▶ [Task brief]: Scan the records for the string "noch"; copy each line where it occurs.

▶ [Material]:
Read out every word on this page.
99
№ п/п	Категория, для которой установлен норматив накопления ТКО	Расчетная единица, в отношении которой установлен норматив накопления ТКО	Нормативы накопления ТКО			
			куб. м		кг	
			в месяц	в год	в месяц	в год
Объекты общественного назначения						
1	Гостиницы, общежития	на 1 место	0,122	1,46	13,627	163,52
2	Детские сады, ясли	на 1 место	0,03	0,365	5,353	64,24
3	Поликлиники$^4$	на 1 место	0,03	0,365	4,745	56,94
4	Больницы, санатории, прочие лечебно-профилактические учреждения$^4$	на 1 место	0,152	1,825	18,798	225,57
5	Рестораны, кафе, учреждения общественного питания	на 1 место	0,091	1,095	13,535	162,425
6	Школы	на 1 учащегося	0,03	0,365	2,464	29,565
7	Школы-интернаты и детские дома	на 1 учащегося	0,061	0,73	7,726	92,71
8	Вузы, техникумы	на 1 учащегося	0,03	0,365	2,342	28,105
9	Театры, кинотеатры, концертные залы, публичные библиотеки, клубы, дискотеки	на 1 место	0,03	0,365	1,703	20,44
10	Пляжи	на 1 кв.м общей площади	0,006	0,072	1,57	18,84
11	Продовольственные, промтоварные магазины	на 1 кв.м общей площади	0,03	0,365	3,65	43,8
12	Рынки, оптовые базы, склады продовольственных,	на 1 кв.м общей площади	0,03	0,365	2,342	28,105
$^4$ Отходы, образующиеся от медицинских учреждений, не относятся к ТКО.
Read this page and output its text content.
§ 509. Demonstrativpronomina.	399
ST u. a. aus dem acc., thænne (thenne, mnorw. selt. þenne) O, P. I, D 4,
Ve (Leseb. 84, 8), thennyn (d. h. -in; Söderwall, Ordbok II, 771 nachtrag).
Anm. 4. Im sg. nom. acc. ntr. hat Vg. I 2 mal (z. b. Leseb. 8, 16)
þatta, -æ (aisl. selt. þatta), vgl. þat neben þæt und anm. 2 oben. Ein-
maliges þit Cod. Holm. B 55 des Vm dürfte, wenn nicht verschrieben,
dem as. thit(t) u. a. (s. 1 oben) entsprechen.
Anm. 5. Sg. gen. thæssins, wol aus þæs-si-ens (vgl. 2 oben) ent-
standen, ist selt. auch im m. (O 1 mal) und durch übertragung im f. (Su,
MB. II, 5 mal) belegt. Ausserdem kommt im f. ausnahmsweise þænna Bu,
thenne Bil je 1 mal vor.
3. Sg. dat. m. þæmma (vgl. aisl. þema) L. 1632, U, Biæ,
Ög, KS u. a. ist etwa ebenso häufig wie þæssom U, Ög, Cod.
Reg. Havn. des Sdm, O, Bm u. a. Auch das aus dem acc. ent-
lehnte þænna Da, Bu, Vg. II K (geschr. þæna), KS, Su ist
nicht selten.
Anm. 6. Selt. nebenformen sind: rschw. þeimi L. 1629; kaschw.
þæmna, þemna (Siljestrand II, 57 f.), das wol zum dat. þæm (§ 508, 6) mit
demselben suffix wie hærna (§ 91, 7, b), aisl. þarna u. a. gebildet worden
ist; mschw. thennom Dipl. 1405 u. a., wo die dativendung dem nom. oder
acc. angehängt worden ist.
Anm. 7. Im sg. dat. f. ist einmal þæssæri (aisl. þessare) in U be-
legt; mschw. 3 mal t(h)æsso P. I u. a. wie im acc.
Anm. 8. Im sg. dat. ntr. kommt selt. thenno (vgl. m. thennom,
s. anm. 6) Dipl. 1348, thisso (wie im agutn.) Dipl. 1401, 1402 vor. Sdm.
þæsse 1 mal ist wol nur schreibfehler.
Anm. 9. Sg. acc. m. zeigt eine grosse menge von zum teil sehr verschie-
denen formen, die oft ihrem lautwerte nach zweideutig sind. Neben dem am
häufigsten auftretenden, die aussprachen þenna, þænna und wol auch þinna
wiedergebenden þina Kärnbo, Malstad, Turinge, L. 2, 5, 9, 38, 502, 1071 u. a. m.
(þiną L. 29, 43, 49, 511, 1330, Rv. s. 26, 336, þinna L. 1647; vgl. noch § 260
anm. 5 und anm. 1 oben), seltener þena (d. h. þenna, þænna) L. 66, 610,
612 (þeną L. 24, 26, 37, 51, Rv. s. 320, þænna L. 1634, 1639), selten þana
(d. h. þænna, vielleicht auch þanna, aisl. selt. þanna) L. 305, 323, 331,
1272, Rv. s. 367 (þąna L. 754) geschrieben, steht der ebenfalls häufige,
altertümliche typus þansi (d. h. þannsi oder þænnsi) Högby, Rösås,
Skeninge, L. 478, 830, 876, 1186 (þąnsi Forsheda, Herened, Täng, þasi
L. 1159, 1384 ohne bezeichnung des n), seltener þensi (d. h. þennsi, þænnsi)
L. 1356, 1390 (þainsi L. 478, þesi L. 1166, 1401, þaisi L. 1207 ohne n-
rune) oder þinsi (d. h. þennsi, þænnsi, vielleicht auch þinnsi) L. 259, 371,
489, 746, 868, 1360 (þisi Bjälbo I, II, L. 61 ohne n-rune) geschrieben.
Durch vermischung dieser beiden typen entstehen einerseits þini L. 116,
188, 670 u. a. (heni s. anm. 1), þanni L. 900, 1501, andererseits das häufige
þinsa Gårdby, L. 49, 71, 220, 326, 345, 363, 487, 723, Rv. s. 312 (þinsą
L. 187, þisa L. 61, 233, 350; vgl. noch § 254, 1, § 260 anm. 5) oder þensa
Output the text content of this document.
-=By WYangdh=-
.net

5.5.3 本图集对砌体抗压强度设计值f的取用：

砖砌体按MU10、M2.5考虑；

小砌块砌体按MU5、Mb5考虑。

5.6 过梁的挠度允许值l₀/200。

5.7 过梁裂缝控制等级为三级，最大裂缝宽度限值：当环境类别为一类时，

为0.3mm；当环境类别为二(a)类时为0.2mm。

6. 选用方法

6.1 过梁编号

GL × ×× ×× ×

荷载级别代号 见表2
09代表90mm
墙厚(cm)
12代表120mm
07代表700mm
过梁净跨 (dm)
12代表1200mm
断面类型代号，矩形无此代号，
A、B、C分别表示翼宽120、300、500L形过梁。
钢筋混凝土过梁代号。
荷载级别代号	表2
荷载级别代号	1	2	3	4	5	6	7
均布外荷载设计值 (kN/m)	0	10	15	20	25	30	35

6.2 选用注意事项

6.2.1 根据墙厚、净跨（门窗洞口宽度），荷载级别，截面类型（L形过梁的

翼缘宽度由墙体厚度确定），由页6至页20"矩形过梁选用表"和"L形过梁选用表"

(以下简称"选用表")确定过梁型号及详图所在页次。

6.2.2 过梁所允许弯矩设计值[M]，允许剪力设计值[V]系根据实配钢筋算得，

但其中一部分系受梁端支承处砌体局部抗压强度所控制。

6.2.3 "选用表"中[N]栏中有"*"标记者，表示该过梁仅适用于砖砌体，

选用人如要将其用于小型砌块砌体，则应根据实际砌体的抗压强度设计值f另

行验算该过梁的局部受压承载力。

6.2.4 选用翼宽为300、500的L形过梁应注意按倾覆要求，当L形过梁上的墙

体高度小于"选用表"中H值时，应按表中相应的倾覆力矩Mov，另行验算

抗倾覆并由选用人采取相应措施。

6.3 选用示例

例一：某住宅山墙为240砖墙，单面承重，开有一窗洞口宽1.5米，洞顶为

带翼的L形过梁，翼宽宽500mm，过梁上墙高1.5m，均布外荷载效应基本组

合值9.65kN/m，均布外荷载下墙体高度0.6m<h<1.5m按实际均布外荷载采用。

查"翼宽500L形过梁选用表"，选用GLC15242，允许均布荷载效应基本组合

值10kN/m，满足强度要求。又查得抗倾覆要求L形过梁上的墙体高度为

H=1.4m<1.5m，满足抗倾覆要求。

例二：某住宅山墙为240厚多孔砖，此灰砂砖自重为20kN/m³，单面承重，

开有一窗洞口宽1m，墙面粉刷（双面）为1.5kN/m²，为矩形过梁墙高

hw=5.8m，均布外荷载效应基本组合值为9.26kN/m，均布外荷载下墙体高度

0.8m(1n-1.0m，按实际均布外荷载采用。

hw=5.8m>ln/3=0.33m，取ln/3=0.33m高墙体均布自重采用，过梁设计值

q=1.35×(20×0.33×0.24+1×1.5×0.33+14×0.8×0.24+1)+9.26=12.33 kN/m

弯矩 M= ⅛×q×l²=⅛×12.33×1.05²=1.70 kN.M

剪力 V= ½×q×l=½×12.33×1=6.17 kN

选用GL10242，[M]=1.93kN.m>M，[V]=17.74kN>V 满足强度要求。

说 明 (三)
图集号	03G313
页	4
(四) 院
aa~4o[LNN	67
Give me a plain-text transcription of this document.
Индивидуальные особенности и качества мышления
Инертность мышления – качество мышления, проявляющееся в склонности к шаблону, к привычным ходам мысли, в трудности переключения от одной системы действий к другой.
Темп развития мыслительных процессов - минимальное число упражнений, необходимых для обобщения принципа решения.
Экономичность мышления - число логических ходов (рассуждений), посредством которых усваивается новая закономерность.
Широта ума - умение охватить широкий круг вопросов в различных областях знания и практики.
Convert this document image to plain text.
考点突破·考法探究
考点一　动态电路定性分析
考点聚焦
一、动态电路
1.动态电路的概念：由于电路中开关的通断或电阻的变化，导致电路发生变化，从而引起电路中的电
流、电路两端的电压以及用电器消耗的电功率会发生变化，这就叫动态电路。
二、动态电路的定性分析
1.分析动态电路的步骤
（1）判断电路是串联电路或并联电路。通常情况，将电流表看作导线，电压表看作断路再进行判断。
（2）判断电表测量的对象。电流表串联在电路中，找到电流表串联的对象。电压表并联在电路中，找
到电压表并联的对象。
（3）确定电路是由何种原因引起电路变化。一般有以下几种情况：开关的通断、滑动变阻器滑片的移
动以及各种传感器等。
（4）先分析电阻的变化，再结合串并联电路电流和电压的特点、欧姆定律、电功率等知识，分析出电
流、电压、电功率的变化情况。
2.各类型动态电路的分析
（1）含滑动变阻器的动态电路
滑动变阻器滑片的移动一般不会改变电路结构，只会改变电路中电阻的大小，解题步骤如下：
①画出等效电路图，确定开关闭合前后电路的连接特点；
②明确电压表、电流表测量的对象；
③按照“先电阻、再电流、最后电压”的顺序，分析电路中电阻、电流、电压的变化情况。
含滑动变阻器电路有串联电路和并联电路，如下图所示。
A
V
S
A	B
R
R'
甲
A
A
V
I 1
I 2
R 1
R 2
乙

▶ [Solution for this task]:
(þiną L. 29, 43, 49, 511, 1330, Rv. s. 26, 336, þinna L. 1647; vgl. noch § 260
L. 187, þisa L. 61, 233, 350; vgl. noch § 254, 1, § 260 anm. 5) oder þensa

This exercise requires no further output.